_WRITTEN TASK_: Do not copy the pictures; transcribe all other material exactly.

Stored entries

........

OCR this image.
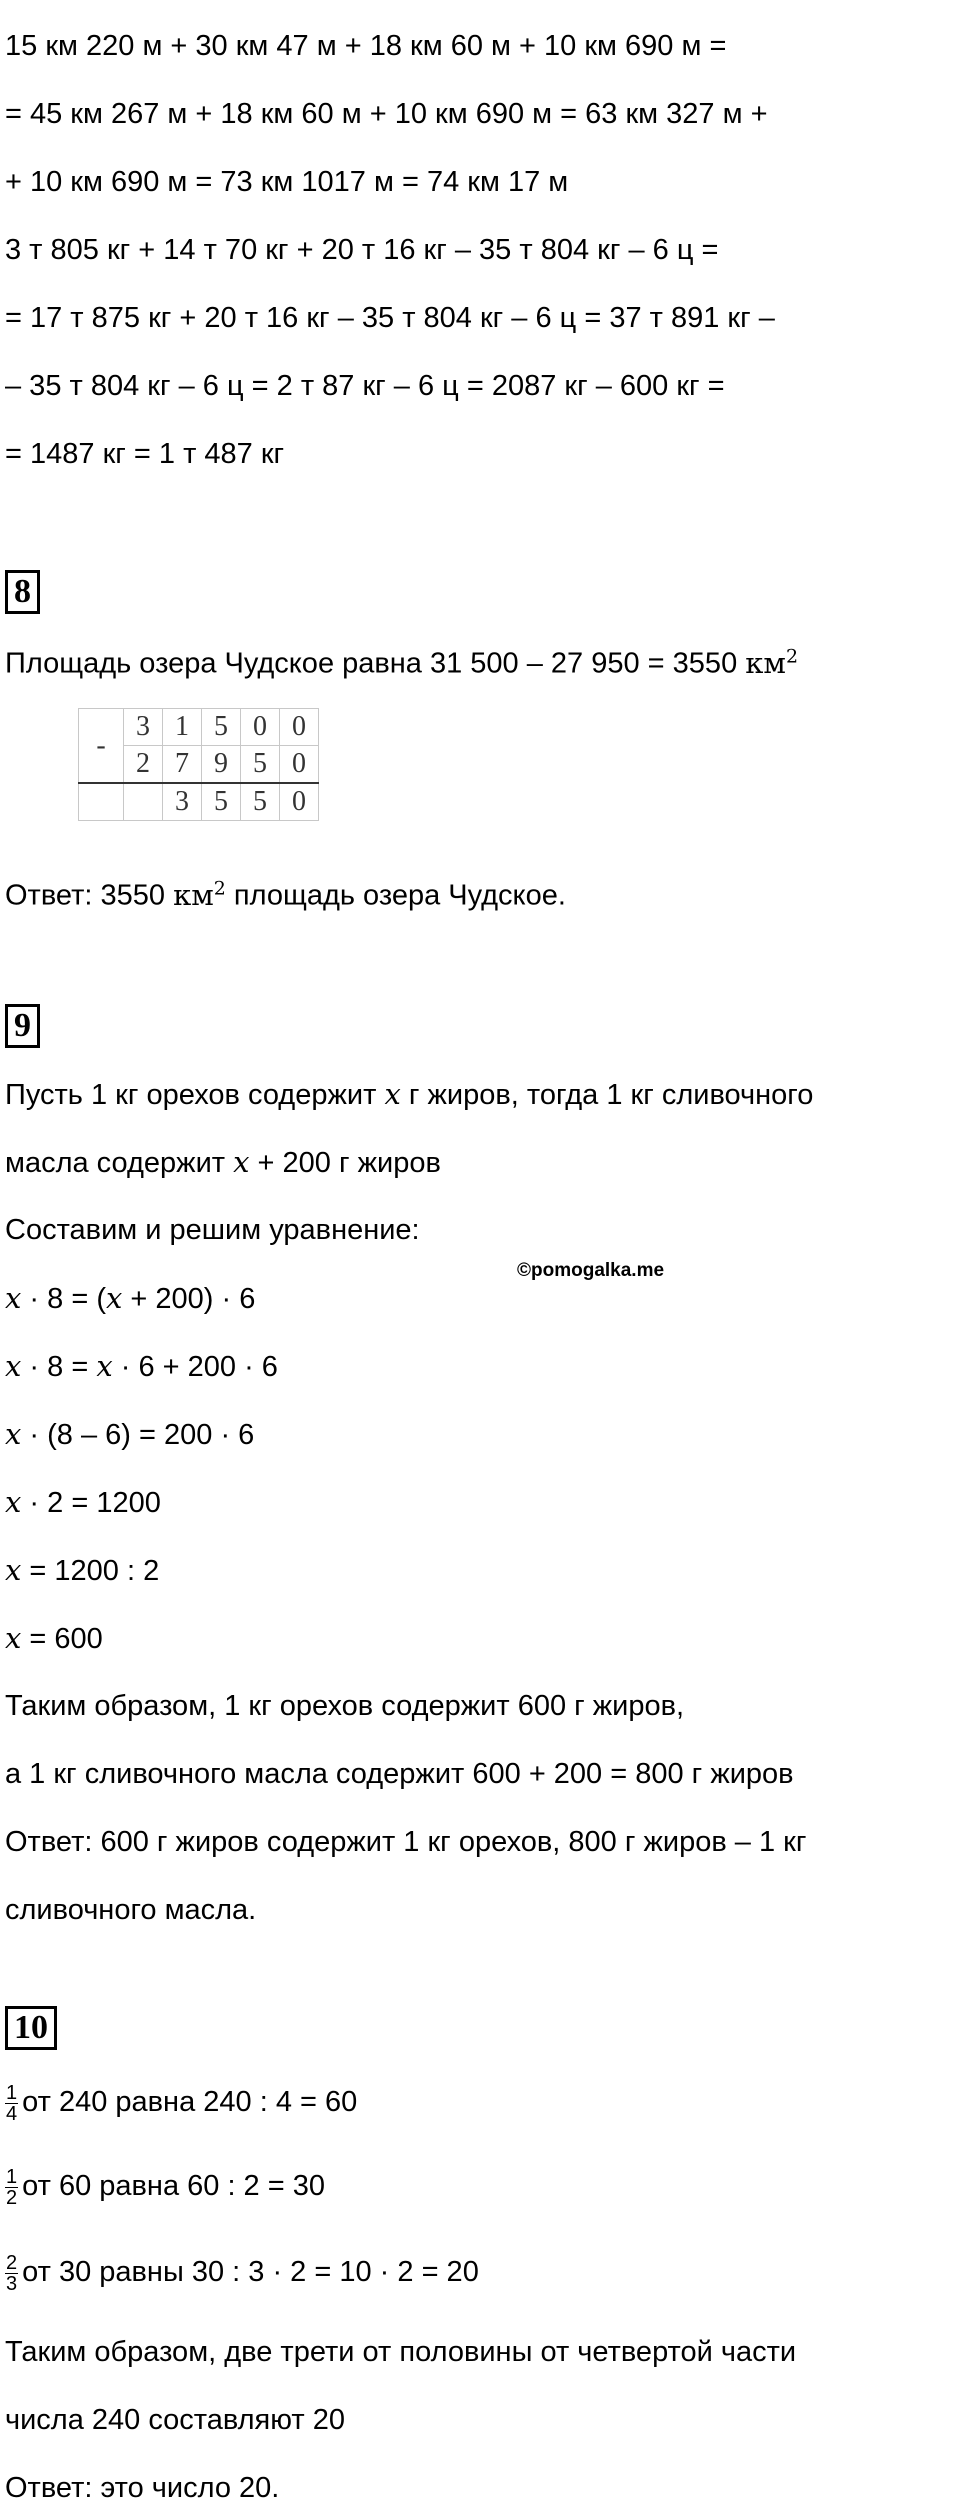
15 км 220 м + 30 км 47 м + 18 км 60 м + 10 км 690 м =
= 45 км 267 м + 18 км 60 м + 10 км 690 м = 63 км 327 м +
+ 10 км 690 м = 73 км 1017 м = 74 км 17 м
3 т 805 кг + 14 т 70 кг + 20 т 16 кг – 35 т 804 кг – 6 ц =
= 17 т 875 кг + 20 т 16 кг – 35 т 804 кг – 6 ц = 37 т 891 кг –
– 35 т 804 кг – 6 ц = 2 т 87 кг – 6 ц = 2087 кг – 600 кг =
= 1487 кг = 1 т 487 кг
8
Площадь озера Чудское равна 31 500 – 27 950 = 3550 $км^2$
-	3	1	5	0	0
	2	7	9	5	0
		3	5	5	0
Ответ: 3550 $км^2$ площадь озера Чудское.
9
Пусть 1 кг орехов содержит x г жиров, тогда 1 кг сливочного
масла содержит x + 200 г жиров
Составим и решим уравнение:
©pomogalka.me
x · 8 = (x + 200) · 6
x · 8 = x · 6 + 200 · 6
x · (8 – 6) = 200 · 6
x · 2 = 1200
x = 1200 : 2
x = 600
Таким образом, 1 кг орехов содержит 600 г жиров,
а 1 кг сливочного масла содержит 600 + 200 = 800 г жиров
Ответ: 600 г жиров содержит 1 кг орехов, 800 г жиров – 1 кг
сливочного масла.
10
$\frac{1}{4}$ от 240 равна 240 : 4 = 60
$\frac{1}{2}$ от 60 равна 60 : 2 = 30
$\frac{2}{3}$ от 30 равны 30 : 3 · 2 = 10 · 2 = 20
Таким образом, две трети от половины от четвертой части
числа 240 составляют 20
Ответ: это число 20.
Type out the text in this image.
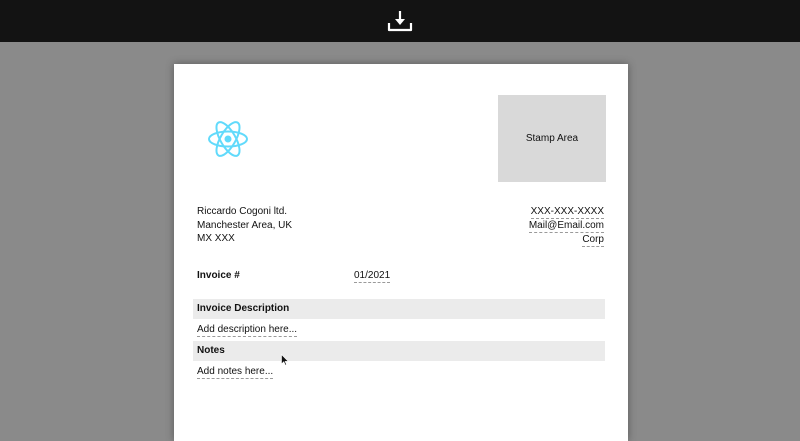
Stamp Area
Riccardo Cogoni ltd.
Manchester Area, UK
MX XXX
XXX-XXX-XXXX
Mail@Email.com
Corp
Invoice #	01/2021
Invoice Description
Add description here...
Notes
Add notes here...
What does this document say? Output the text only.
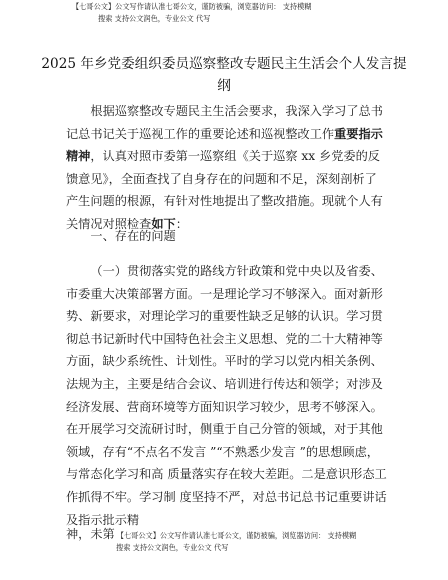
【七哥公文】公文写作请认准七哥公文，谨防被骗，浏览器访问： 支持模糊
搜索 支持公文润色，专业公文 代写
2025 年乡党委组织委员巡察整改专题民主生活会个人发言提纲

根据巡察整改专题民主生活会要求，我深入学习了总书记总书记关于巡视工作的重要论述和巡视整改工作重要指示精神，认真对照市委第一巡察组《关于巡察 xx 乡党委的反馈意见》，全面查找了自身存在的问题和不足，深刻剖析了产生问题的根源，有针对性地提出了整改措施。现就个人有关情况对照检查如下：

一、存在的问题

（一）贯彻落实党的路线方针政策和党中央以及省委、市委重大决策部署方面。一是理论学习不够深入。面对新形势、新要求，对理论学习的重要性缺乏足够的认识。学习贯彻总书记新时代中国特色社会主义思想、党的二十大精神等方面，缺少系统性、计划性。平时的学习以党内相关条例、法规为主，主要是结合会议、培训进行传达和领学；对涉及经济发展、营商环境等方面知识学习较少，思考不够深入。在开展学习交流研讨时，侧重于自己分管的领域，对于其他领域，存有“不点名不发言 ”“不熟悉少发言 ”的思想顾虑，与常态化学习和高 质量落实存在较大差距。二是意识形态工作抓得不牢。学习制 度坚持不严，对总书记总书记重要讲话及指示批示精

神，未第 【七哥公文】公文写作请认准七哥公文，谨防被骗，浏览器访问： 支持模糊
搜索 支持公文润色，专业公文 代写
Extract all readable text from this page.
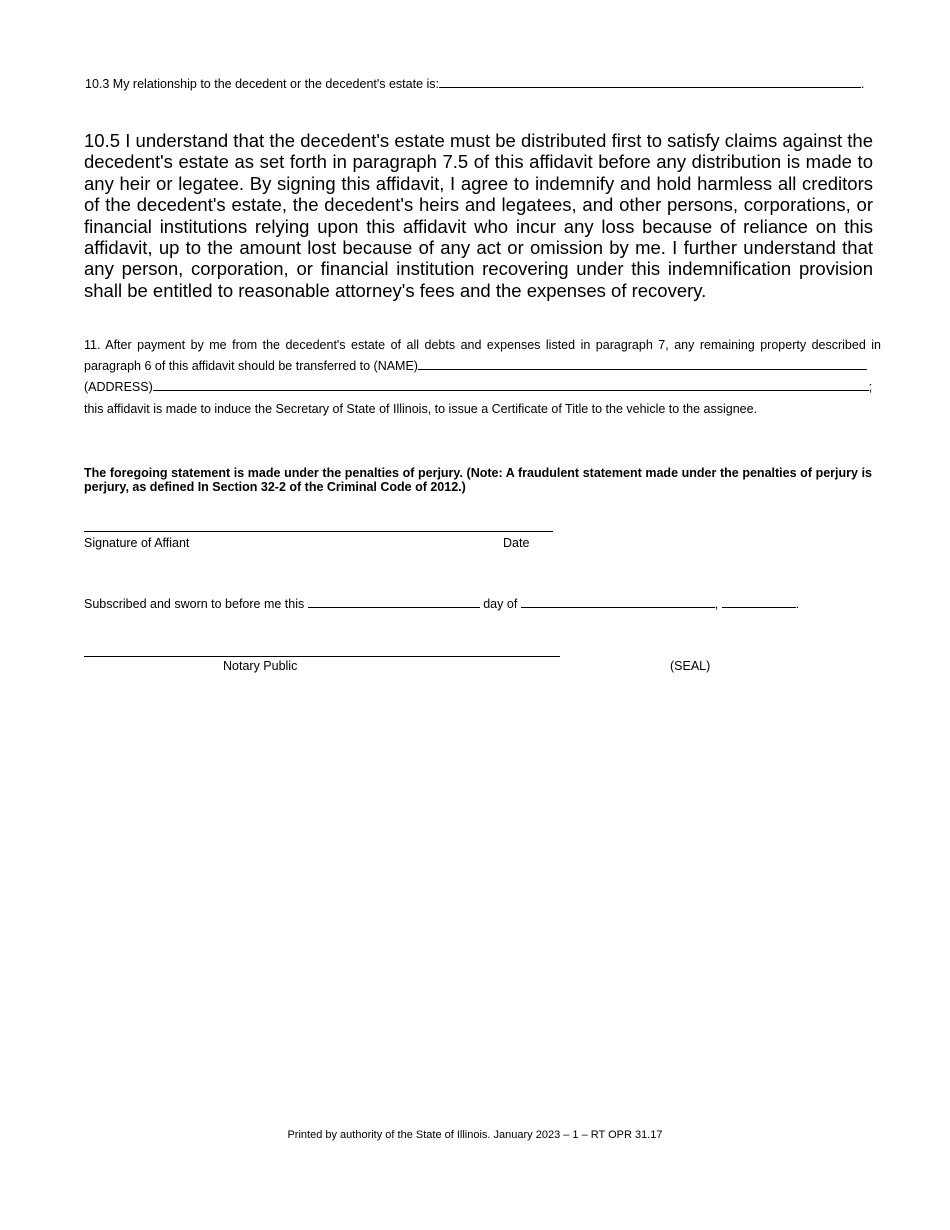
10.3 My relationship to the decedent or the decedent's estate is:	.

10.5 I understand that the decedent's estate must be distributed first to satisfy claims against the decedent's estate as set forth in paragraph 7.5 of this affidavit before any distribution is made to any heir or legatee. By signing this affidavit, I agree to indemnify and hold harmless all creditors of the decedent's estate, the decedent's heirs and legatees, and other persons, corporations, or financial institutions relying upon this affidavit who incur any loss because of reliance on this affidavit, up to the amount lost because of any act or omission by me. I further understand that any person, corporation, or financial institution recovering under this indemnification provision shall be entitled to reasonable attorney's fees and the expenses of recovery.

11. After payment by me from the decedent's estate of all debts and expenses listed in paragraph 7, any remaining property described in
paragraph 6 of this affidavit should be transferred to (NAME)
(ADDRESS)	;
this affidavit is made to induce the Secretary of State of Illinois, to issue a Certificate of Title to the vehicle to the assignee.

The foregoing statement is made under the penalties of perjury. (Note: A fraudulent statement made under the penalties of perjury is perjury, as defined In Section 32-2 of the Criminal Code of 2012.)

Signature of Affiant	Date
Subscribed and sworn to before me this	day of	,	.
Notary Public	(SEAL)
Printed by authority of the State of Illinois. January 2023 – 1 – RT OPR 31.17
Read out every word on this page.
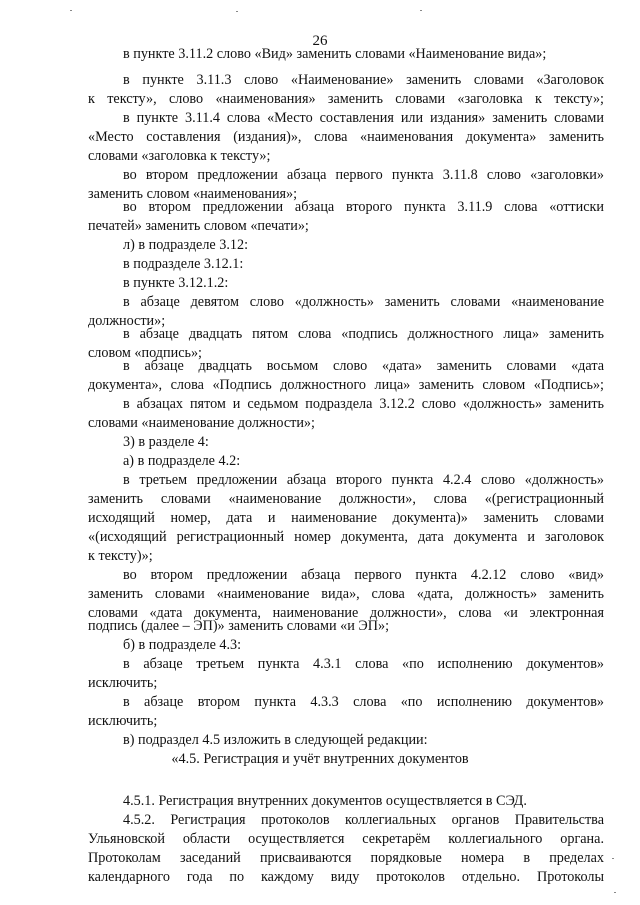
26
в пункте 3.11.2 слово «Вид» заменить словами «Наименование вида»;
в пункте 3.11.3 слово «Наименование» заменить словами «Заголовок
к тексту», слово «наименования» заменить словами «заголовка к тексту»;
в пункте 3.11.4 слова «Место составления или издания» заменить словами
«Место составления (издания)», слова «наименования документа» заменить
словами «заголовка к тексту»;
во втором предложении абзаца первого пункта 3.11.8 слово «заголовки»
заменить словом «наименования»;
во втором предложении абзаца второго пункта 3.11.9 слова «оттиски
печатей» заменить словом «печати»;
л) в подразделе 3.12:
в подразделе 3.12.1:
в пункте 3.12.1.2:
в абзаце девятом слово «должность» заменить словами «наименование
должности»;
в абзаце двадцать пятом слова «подпись должностного лица» заменить
словом «подпись»;
в абзаце двадцать восьмом слово «дата» заменить словами «дата
документа», слова «Подпись должностного лица» заменить словом «Подпись»;
в абзацах пятом и седьмом подраздела 3.12.2 слово «должность» заменить
словами «наименование должности»;
3) в разделе 4:
а) в подразделе 4.2:
в третьем предложении абзаца второго пункта 4.2.4 слово «должность»
заменить словами «наименование должности», слова «(регистрационный
исходящий номер, дата и наименование документа)» заменить словами
«(исходящий регистрационный номер документа, дата документа и заголовок
к тексту)»;
во втором предложении абзаца первого пункта 4.2.12 слово «вид»
заменить словами «наименование вида», слова «дата, должность» заменить
словами «дата документа, наименование должности», слова «и электронная
подпись (далее – ЭП)» заменить словами «и ЭП»;
б) в подразделе 4.3:
в абзаце третьем пункта 4.3.1 слова «по исполнению документов»
исключить;
в абзаце втором пункта 4.3.3 слова «по исполнению документов»
исключить;
в) подраздел 4.5 изложить в следующей редакции:
«4.5. Регистрация и учёт внутренних документов
4.5.1. Регистрация внутренних документов осуществляется в СЭД.
4.5.2. Регистрация протоколов коллегиальных органов Правительства
Ульяновской области осуществляется секретарём коллегиального органа.
Протоколам заседаний присваиваются порядковые номера в пределах
календарного года по каждому виду протоколов отдельно. Протоколы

........

_EXPECTED ANSWER_:
OCR this image.
15 км 220 м + 30 км 47 м + 18 км 60 м + 10 км 690 м =
= 45 км 267 м + 18 км 60 м + 10 км 690 м = 63 км 327 м +
+ 10 км 690 м = 73 км 1017 м = 74 км 17 м
3 т 805 кг + 14 т 70 кг + 20 т 16 кг – 35 т 804 кг – 6 ц =
= 17 т 875 кг + 20 т 16 кг – 35 т 804 кг – 6 ц = 37 т 891 кг –
– 35 т 804 кг – 6 ц = 2 т 87 кг – 6 ц = 2087 кг – 600 кг =
= 1487 кг = 1 т 487 кг
8
Площадь озера Чудское равна 31 500 – 27 950 = 3550 $км^2$
-	3	1	5	0	0
	2	7	9	5	0
		3	5	5	0
Ответ: 3550 $км^2$ площадь озера Чудское.
9
Пусть 1 кг орехов содержит x г жиров, тогда 1 кг сливочного
масла содержит x + 200 г жиров
Составим и решим уравнение:
©pomogalka.me
x · 8 = (x + 200) · 6
x · 8 = x · 6 + 200 · 6
x · (8 – 6) = 200 · 6
x · 2 = 1200
x = 1200 : 2
x = 600
Таким образом, 1 кг орехов содержит 600 г жиров,
а 1 кг сливочного масла содержит 600 + 200 = 800 г жиров
Ответ: 600 г жиров содержит 1 кг орехов, 800 г жиров – 1 кг
сливочного масла.
10
$\frac{1}{4}$ от 240 равна 240 : 4 = 60
$\frac{1}{2}$ от 60 равна 60 : 2 = 30
$\frac{2}{3}$ от 30 равны 30 : 3 · 2 = 10 · 2 = 20
Таким образом, две трети от половины от четвертой части
числа 240 составляют 20
Ответ: это число 20.
Type out the text in this image.
Stamp Area
Riccardo Cogoni ltd.
Manchester Area, UK
MX XXX
XXX-XXX-XXXX
Mail@Email.com
Corp
Invoice #	01/2021
Invoice Description
Add description here...
Notes
Add notes here...
What does this document say? Output the text only.
【七哥公文】公文写作请认准七哥公文，谨防被骗，浏览器访问： 支持模糊
搜索 支持公文润色，专业公文 代写
2025 年乡党委组织委员巡察整改专题民主生活会个人发言提纲

根据巡察整改专题民主生活会要求，我深入学习了总书记总书记关于巡视工作的重要论述和巡视整改工作重要指示精神，认真对照市委第一巡察组《关于巡察 xx 乡党委的反馈意见》，全面查找了自身存在的问题和不足，深刻剖析了产生问题的根源，有针对性地提出了整改措施。现就个人有关情况对照检查如下：

一、存在的问题

（一）贯彻落实党的路线方针政策和党中央以及省委、市委重大决策部署方面。一是理论学习不够深入。面对新形势、新要求，对理论学习的重要性缺乏足够的认识。学习贯彻总书记新时代中国特色社会主义思想、党的二十大精神等方面，缺少系统性、计划性。平时的学习以党内相关条例、法规为主，主要是结合会议、培训进行传达和领学；对涉及经济发展、营商环境等方面知识学习较少，思考不够深入。在开展学习交流研讨时，侧重于自己分管的领域，对于其他领域，存有“不点名不发言 ”“不熟悉少发言 ”的思想顾虑，与常态化学习和高 质量落实存在较大差距。二是意识形态工作抓得不牢。学习制 度坚持不严，对总书记总书记重要讲话及指示批示精

神，未第 【七哥公文】公文写作请认准七哥公文，谨防被骗，浏览器访问： 支持模糊
搜索 支持公文润色，专业公文 代写
Extract all readable text from this page.
10.3 My relationship to the decedent or the decedent's estate is:	.

10.5 I understand that the decedent's estate must be distributed first to satisfy claims against the decedent's estate as set forth in paragraph 7.5 of this affidavit before any distribution is made to any heir or legatee. By signing this affidavit, I agree to indemnify and hold harmless all creditors of the decedent's estate, the decedent's heirs and legatees, and other persons, corporations, or financial institutions relying upon this affidavit who incur any loss because of reliance on this affidavit, up to the amount lost because of any act or omission by me. I further understand that any person, corporation, or financial institution recovering under this indemnification provision shall be entitled to reasonable attorney's fees and the expenses of recovery.

11. After payment by me from the decedent's estate of all debts and expenses listed in paragraph 7, any remaining property described in
paragraph 6 of this affidavit should be transferred to (NAME)
(ADDRESS)	;
this affidavit is made to induce the Secretary of State of Illinois, to issue a Certificate of Title to the vehicle to the assignee.

The foregoing statement is made under the penalties of perjury. (Note: A fraudulent statement made under the penalties of perjury is perjury, as defined In Section 32-2 of the Criminal Code of 2012.)

Signature of Affiant	Date
Subscribed and sworn to before me this	day of	,	.
Notary Public	(SEAL)
Printed by authority of the State of Illinois. January 2023 – 1 – RT OPR 31.17
Read out every word on this page.
26
в пункте 3.11.2 слово «Вид» заменить словами «Наименование вида»;
в пункте 3.11.3 слово «Наименование» заменить словами «Заголовок
к тексту», слово «наименования» заменить словами «заголовка к тексту»;
в пункте 3.11.4 слова «Место составления или издания» заменить словами
«Место составления (издания)», слова «наименования документа» заменить
словами «заголовка к тексту»;
во втором предложении абзаца первого пункта 3.11.8 слово «заголовки»
заменить словом «наименования»;
во втором предложении абзаца второго пункта 3.11.9 слова «оттиски
печатей» заменить словом «печати»;
л) в подразделе 3.12:
в подразделе 3.12.1:
в пункте 3.12.1.2:
в абзаце девятом слово «должность» заменить словами «наименование
должности»;
в абзаце двадцать пятом слова «подпись должностного лица» заменить
словом «подпись»;
в абзаце двадцать восьмом слово «дата» заменить словами «дата
документа», слова «Подпись должностного лица» заменить словом «Подпись»;
в абзацах пятом и седьмом подраздела 3.12.2 слово «должность» заменить
словами «наименование должности»;
3) в разделе 4:
а) в подразделе 4.2:
в третьем предложении абзаца второго пункта 4.2.4 слово «должность»
заменить словами «наименование должности», слова «(регистрационный
исходящий номер, дата и наименование документа)» заменить словами
«(исходящий регистрационный номер документа, дата документа и заголовок
к тексту)»;
во втором предложении абзаца первого пункта 4.2.12 слово «вид»
заменить словами «наименование вида», слова «дата, должность» заменить
словами «дата документа, наименование должности», слова «и электронная
подпись (далее – ЭП)» заменить словами «и ЭП»;
б) в подразделе 4.3:
в абзаце третьем пункта 4.3.1 слова «по исполнению документов»
исключить;
в абзаце втором пункта 4.3.3 слова «по исполнению документов»
исключить;
в) подраздел 4.5 изложить в следующей редакции:
«4.5. Регистрация и учёт внутренних документов
4.5.1. Регистрация внутренних документов осуществляется в СЭД.
4.5.2. Регистрация протоколов коллегиальных органов Правительства
Ульяновской области осуществляется секретарём коллегиального органа.
Протоколам заседаний присваиваются порядковые номера в пределах
календарного года по каждому виду протоколов отдельно. Протоколы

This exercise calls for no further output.